[Source data]
----

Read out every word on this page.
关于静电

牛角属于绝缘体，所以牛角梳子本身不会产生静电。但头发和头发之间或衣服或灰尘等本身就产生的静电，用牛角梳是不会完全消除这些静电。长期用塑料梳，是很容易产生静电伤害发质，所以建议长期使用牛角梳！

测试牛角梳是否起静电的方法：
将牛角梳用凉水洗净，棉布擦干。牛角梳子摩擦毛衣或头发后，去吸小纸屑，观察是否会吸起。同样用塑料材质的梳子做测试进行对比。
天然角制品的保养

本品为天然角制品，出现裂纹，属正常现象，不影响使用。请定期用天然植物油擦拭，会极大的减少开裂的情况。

----

*YOUR OBJECTIVE:* Restate every entry word for word.

*ANSWER TO THIS EXERCISE:*
Read out every word on this page.
关于静电

牛角属于绝缘体，所以牛角梳子本身不会产生静电。但头发和头发之间或衣服或灰尘等本身就产生的静电，用牛角梳是不会完全消除这些静电。长期用塑料梳，是很容易产生静电伤害发质，所以建议长期使用牛角梳！

测试牛角梳是否起静电的方法：
将牛角梳用凉水洗净，棉布擦干。牛角梳子摩擦毛衣或头发后，去吸小纸屑，观察是否会吸起。同样用塑料材质的梳子做测试进行对比。
天然角制品的保养

本品为天然角制品，出现裂纹，属正常现象，不影响使用。请定期用天然植物油擦拭，会极大的减少开裂的情况。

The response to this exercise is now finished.